Please print every record below exactly as it appears.

━━━━━━━━

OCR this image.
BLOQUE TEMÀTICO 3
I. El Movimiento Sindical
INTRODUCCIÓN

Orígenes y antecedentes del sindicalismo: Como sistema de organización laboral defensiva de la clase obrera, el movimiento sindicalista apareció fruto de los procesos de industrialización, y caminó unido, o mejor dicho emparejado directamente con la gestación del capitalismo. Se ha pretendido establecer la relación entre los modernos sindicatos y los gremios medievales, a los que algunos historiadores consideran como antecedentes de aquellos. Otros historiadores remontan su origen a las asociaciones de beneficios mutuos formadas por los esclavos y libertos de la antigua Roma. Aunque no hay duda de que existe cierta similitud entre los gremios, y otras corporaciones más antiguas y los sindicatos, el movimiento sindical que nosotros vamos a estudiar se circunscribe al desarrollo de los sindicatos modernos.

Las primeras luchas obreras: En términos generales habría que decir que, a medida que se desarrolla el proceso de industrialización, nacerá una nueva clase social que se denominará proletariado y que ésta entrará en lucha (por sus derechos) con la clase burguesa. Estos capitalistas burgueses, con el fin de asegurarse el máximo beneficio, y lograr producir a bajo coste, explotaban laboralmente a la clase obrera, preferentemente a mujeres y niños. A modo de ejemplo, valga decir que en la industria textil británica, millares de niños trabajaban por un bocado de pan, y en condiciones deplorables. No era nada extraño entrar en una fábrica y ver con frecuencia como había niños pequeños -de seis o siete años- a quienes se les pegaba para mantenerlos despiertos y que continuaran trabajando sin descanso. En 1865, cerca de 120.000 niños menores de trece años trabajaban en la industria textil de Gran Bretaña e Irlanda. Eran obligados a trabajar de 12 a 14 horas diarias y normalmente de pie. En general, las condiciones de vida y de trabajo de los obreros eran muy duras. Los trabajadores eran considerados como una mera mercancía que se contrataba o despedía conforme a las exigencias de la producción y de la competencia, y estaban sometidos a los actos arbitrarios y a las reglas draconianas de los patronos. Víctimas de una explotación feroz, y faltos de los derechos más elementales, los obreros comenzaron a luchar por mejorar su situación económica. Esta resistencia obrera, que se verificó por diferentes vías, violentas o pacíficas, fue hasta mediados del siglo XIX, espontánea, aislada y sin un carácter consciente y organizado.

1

━━━━━━━━

Solution:
OCR this image.
BLOQUE TEMÀTICO 3
I. El Movimiento Sindical
INTRODUCCIÓN

Orígenes y antecedentes del sindicalismo: Como sistema de organización laboral defensiva de la clase obrera, el movimiento sindicalista apareció fruto de los procesos de industrialización, y caminó unido, o mejor dicho emparejado directamente con la gestación del capitalismo. Se ha pretendido establecer la relación entre los modernos sindicatos y los gremios medievales, a los que algunos historiadores consideran como antecedentes de aquellos. Otros historiadores remontan su origen a las asociaciones de beneficios mutuos formadas por los esclavos y libertos de la antigua Roma. Aunque no hay duda de que existe cierta similitud entre los gremios, y otras corporaciones más antiguas y los sindicatos, el movimiento sindical que nosotros vamos a estudiar se circunscribe al desarrollo de los sindicatos modernos.

Las primeras luchas obreras: En términos generales habría que decir que, a medida que se desarrolla el proceso de industrialización, nacerá una nueva clase social que se denominará proletariado y que ésta entrará en lucha (por sus derechos) con la clase burguesa. Estos capitalistas burgueses, con el fin de asegurarse el máximo beneficio, y lograr producir a bajo coste, explotaban laboralmente a la clase obrera, preferentemente a mujeres y niños. A modo de ejemplo, valga decir que en la industria textil británica, millares de niños trabajaban por un bocado de pan, y en condiciones deplorables. No era nada extraño entrar en una fábrica y ver con frecuencia como había niños pequeños -de seis o siete años- a quienes se les pegaba para mantenerlos despiertos y que continuaran trabajando sin descanso. En 1865, cerca de 120.000 niños menores de trece años trabajaban en la industria textil de Gran Bretaña e Irlanda. Eran obligados a trabajar de 12 a 14 horas diarias y normalmente de pie. En general, las condiciones de vida y de trabajo de los obreros eran muy duras. Los trabajadores eran considerados como una mera mercancía que se contrataba o despedía conforme a las exigencias de la producción y de la competencia, y estaban sometidos a los actos arbitrarios y a las reglas draconianas de los patronos. Víctimas de una explotación feroz, y faltos de los derechos más elementales, los obreros comenzaron a luchar por mejorar su situación económica. Esta resistencia obrera, que se verificó por diferentes vías, violentas o pacíficas, fue hasta mediados del siglo XIX, espontánea, aislada y sin un carácter consciente y organizado.

1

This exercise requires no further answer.